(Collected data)
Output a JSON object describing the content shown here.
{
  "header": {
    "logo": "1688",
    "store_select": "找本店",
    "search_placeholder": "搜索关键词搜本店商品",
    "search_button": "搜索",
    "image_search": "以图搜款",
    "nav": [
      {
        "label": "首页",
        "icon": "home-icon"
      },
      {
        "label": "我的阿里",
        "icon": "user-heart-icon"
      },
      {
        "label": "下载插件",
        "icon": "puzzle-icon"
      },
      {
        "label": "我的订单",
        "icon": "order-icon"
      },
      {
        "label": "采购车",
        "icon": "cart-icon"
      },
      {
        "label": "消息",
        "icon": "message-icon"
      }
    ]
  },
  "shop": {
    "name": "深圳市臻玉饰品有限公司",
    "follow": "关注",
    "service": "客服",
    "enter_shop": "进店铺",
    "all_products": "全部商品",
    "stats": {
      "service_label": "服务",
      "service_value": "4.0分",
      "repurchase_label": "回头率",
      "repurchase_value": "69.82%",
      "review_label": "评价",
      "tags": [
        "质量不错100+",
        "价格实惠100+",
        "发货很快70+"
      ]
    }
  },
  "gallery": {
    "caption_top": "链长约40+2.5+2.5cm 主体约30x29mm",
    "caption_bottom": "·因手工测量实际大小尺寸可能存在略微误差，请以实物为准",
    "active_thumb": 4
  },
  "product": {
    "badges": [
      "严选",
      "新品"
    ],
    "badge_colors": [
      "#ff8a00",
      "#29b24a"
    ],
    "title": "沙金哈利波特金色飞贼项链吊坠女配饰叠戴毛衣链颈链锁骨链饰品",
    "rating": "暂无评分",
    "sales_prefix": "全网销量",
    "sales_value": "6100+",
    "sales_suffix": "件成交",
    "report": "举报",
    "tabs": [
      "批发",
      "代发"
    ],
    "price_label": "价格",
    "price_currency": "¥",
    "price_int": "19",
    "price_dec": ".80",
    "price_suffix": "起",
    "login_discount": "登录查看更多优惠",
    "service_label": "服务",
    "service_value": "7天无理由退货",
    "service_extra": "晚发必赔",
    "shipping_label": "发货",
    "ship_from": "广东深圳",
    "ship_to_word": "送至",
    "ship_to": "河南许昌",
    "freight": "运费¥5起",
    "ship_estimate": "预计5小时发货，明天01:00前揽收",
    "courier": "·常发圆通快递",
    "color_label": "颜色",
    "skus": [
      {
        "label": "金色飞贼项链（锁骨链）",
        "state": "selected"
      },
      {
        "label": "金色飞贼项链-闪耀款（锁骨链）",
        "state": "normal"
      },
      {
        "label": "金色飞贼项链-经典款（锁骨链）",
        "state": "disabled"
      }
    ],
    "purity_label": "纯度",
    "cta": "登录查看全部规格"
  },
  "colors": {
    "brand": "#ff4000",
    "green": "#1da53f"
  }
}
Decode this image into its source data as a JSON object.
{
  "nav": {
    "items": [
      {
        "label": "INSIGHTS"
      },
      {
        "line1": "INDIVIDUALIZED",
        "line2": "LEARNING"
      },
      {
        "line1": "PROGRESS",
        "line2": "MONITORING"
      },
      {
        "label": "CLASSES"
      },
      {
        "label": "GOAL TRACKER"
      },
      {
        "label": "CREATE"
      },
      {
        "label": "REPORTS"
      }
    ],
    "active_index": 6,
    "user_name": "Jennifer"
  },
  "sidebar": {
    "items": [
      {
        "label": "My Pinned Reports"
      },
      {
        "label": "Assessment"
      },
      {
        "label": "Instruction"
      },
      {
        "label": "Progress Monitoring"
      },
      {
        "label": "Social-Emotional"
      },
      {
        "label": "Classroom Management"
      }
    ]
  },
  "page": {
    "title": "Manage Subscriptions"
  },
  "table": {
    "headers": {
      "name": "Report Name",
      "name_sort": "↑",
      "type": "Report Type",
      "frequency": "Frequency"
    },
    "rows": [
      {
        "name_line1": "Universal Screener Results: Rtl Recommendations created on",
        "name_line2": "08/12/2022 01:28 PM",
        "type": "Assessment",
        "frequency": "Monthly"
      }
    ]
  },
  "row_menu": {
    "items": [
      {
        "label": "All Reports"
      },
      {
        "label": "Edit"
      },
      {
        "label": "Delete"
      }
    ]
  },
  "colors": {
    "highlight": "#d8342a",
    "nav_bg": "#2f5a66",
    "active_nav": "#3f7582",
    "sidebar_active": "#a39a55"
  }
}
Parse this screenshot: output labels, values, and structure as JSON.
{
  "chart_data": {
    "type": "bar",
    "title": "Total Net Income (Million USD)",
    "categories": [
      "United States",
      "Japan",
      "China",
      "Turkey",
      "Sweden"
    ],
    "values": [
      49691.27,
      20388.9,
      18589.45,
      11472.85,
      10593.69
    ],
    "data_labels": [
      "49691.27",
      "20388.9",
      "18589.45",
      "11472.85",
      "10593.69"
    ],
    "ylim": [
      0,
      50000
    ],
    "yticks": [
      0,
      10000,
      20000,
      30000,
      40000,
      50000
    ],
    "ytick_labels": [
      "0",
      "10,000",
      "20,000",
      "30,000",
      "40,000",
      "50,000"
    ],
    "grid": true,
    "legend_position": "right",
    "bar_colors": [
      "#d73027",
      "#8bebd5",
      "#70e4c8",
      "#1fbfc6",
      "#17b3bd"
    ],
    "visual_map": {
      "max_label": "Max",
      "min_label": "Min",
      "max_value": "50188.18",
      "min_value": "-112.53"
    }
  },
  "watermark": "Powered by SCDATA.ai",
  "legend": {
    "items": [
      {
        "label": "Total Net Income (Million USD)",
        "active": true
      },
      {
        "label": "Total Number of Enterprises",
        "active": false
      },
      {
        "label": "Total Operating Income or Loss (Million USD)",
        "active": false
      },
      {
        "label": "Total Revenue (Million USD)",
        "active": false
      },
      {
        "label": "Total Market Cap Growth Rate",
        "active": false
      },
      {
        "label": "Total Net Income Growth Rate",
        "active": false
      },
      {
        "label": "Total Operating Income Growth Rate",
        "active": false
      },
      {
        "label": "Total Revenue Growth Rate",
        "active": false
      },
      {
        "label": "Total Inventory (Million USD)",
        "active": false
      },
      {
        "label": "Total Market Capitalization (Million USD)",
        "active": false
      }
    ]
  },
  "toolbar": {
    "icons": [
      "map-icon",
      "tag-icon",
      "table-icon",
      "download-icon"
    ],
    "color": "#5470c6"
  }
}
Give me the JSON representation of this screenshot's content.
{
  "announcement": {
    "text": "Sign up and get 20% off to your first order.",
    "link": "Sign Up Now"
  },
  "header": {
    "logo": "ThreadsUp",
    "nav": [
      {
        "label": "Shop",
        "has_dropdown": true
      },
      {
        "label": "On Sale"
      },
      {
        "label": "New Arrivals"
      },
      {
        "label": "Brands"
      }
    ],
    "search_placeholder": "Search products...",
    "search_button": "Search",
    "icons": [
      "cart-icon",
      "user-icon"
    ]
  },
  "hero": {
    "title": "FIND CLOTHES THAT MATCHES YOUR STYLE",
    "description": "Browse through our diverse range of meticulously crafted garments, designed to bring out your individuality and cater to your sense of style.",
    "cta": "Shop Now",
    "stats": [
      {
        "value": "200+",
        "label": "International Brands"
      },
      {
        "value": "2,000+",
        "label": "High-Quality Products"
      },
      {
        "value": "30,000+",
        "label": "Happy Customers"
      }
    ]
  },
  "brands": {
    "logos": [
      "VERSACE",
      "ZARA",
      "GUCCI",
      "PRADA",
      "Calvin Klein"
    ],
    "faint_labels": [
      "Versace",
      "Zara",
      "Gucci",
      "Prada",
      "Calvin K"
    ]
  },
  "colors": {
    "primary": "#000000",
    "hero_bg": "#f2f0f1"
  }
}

• **Problem description**:
Report the number of lines that include the string "content"; return nothing but the count.

• **Answer for the task**:
2